**BRIEF:** Find the lines that hold the word "direction" and return them.

**DATA FOR PROCESSING:**
-- BEGIN --

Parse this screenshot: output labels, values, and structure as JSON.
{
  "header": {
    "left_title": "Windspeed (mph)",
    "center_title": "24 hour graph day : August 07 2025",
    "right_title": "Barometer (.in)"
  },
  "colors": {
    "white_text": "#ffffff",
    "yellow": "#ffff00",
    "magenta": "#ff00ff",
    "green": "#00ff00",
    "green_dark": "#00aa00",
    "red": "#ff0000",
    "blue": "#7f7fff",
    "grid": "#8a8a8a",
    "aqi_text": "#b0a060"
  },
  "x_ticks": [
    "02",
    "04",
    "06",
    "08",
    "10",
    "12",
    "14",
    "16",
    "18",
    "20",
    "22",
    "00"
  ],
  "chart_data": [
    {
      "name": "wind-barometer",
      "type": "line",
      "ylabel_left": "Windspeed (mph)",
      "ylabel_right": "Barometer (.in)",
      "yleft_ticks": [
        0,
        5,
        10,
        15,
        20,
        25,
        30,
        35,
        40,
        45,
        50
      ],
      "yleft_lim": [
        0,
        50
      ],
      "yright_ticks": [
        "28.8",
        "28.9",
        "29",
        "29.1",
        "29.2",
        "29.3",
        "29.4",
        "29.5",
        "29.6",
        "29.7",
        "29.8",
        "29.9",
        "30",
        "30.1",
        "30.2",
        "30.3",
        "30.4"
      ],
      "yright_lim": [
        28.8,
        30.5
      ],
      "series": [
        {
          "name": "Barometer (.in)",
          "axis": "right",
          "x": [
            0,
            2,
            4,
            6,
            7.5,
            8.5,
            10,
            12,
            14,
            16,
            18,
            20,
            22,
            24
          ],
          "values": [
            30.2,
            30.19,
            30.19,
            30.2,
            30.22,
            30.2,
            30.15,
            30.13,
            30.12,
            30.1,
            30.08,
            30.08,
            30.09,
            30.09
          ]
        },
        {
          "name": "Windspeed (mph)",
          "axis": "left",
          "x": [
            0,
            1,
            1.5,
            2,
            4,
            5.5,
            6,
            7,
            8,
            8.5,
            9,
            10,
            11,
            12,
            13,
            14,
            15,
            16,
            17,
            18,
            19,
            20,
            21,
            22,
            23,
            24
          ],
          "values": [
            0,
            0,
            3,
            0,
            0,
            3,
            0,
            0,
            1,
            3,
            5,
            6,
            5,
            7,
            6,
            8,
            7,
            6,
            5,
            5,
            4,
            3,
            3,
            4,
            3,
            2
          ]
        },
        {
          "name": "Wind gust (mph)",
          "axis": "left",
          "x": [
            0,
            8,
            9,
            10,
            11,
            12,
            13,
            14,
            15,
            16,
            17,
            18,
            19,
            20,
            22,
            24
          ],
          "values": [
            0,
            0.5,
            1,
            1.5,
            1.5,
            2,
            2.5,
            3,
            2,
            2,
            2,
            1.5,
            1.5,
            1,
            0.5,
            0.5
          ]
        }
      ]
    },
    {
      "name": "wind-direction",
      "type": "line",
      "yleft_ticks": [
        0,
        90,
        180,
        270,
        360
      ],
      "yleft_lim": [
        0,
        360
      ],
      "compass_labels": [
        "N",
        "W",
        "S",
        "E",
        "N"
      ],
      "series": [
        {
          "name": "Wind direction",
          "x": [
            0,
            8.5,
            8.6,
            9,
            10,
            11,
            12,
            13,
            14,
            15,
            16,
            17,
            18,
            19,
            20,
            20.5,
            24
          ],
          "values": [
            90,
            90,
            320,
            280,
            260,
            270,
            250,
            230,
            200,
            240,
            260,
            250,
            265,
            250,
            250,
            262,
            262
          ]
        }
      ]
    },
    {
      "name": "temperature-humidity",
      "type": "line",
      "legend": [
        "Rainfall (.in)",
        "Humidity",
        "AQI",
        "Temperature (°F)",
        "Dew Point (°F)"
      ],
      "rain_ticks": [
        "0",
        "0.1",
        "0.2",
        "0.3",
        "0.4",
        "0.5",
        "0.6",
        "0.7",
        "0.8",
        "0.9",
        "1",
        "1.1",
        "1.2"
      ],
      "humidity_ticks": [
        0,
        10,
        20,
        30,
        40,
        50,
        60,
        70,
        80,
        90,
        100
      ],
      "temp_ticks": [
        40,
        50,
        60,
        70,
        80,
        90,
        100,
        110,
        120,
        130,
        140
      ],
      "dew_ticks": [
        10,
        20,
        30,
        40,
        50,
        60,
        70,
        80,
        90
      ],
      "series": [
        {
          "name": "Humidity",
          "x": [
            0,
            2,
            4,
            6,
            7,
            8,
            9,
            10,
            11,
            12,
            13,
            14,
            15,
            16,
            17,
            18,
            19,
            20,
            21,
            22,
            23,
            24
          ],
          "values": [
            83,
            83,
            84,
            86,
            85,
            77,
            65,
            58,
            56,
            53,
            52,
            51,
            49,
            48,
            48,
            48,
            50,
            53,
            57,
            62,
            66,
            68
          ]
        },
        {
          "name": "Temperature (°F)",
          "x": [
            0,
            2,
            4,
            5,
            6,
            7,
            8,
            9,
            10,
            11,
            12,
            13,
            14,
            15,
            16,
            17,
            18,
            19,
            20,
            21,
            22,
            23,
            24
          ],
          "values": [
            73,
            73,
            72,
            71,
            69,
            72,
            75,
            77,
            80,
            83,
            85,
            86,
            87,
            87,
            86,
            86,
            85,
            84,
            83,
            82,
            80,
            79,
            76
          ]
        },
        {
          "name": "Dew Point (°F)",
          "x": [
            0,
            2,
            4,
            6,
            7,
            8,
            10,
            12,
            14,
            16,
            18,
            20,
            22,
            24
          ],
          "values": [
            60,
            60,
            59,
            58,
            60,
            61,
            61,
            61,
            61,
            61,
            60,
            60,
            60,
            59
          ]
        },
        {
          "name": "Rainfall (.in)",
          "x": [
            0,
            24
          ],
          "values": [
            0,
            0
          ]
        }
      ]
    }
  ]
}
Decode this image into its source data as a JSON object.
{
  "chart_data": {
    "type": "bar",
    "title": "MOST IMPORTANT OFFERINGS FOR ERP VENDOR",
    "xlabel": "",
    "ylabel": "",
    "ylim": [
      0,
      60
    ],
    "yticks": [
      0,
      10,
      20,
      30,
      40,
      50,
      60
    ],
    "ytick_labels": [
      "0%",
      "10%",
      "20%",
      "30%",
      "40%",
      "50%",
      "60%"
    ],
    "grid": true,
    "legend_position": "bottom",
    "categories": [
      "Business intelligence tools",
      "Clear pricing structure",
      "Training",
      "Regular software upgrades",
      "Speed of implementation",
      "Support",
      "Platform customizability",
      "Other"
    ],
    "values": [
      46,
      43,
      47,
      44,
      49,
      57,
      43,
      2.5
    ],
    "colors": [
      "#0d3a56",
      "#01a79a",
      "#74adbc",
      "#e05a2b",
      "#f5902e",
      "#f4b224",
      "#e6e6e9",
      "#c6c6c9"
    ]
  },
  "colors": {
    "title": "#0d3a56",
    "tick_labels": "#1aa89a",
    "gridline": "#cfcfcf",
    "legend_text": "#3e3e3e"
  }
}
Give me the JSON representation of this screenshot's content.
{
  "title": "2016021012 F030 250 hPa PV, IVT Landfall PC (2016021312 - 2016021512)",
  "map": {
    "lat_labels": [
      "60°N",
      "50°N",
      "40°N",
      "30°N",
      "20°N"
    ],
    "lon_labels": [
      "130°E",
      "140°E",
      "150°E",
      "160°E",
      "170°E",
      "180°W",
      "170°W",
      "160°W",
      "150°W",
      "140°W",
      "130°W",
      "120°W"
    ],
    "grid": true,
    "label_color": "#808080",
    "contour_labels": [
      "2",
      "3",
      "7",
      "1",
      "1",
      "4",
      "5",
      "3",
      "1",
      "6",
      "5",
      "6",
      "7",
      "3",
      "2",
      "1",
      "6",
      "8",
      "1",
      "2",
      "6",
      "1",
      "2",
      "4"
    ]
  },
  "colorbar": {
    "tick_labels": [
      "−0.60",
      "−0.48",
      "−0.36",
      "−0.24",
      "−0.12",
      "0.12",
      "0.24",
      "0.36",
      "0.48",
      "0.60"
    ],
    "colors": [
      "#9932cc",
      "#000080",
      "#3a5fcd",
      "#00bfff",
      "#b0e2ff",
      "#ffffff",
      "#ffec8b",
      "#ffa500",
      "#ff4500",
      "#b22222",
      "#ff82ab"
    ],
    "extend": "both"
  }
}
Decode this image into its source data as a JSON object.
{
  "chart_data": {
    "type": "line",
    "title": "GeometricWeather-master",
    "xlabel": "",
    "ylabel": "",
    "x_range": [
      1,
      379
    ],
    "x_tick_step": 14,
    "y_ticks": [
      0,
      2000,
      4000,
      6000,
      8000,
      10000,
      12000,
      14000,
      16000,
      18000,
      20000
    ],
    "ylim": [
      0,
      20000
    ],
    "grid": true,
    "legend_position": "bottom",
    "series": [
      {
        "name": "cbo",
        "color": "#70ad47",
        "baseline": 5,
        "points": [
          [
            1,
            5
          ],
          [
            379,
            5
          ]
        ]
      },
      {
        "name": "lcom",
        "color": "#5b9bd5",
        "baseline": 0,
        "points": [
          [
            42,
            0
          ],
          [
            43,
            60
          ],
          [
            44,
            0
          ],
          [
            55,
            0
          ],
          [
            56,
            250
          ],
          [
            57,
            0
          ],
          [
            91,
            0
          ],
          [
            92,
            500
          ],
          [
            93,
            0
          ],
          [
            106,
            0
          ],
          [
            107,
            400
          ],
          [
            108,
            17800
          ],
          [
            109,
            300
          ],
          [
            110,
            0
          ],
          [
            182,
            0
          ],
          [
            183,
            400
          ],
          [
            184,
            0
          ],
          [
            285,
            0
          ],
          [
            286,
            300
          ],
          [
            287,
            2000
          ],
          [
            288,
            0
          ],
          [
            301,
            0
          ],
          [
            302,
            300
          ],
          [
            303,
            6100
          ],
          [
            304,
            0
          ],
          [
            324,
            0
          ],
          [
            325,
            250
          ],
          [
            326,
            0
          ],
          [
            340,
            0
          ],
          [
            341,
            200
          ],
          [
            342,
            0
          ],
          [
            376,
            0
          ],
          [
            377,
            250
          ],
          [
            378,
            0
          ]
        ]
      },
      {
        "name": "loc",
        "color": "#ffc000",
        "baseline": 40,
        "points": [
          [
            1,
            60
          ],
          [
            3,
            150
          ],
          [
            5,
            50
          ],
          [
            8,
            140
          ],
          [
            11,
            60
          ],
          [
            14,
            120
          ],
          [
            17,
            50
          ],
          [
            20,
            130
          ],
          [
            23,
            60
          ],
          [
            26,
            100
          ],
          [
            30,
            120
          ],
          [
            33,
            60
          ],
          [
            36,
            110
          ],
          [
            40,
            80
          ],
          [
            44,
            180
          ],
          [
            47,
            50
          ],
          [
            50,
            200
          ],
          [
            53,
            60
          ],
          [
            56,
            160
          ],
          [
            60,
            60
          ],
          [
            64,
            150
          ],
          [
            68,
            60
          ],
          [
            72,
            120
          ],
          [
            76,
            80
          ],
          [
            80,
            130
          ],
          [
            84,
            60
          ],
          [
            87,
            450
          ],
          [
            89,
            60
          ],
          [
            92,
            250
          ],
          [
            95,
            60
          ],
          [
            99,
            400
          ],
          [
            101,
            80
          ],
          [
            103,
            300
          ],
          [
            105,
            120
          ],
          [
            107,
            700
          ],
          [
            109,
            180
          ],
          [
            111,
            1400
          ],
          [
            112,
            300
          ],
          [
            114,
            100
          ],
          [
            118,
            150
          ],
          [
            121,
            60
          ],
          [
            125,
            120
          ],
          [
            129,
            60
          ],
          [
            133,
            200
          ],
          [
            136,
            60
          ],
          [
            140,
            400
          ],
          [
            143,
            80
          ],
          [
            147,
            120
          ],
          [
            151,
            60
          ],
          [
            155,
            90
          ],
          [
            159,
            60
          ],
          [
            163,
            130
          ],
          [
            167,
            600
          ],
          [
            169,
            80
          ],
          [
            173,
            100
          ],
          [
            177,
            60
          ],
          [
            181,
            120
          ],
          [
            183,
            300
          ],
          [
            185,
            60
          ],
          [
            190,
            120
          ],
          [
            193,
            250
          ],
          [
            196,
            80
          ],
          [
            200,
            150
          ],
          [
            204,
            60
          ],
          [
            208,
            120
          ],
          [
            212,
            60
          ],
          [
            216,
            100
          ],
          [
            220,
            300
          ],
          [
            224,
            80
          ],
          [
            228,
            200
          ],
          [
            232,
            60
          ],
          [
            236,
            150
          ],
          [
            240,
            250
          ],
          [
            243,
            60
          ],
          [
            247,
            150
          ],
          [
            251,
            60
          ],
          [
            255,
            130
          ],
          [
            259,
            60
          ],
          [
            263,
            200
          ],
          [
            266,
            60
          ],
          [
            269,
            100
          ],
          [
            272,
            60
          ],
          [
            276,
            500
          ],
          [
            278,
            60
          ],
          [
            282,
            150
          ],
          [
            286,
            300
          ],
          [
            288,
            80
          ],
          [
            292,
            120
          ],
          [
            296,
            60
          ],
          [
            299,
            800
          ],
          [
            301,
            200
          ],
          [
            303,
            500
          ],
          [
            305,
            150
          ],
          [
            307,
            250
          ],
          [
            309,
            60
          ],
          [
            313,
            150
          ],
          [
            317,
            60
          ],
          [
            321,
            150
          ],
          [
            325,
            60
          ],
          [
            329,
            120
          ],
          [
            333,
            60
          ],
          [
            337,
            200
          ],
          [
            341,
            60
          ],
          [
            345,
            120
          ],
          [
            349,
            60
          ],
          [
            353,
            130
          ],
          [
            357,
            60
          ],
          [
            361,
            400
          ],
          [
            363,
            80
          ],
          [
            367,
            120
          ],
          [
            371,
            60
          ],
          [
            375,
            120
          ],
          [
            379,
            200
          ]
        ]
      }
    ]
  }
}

-- END --

**SOLUTION:**
      "name": "wind-direction",
          "name": "Wind direction",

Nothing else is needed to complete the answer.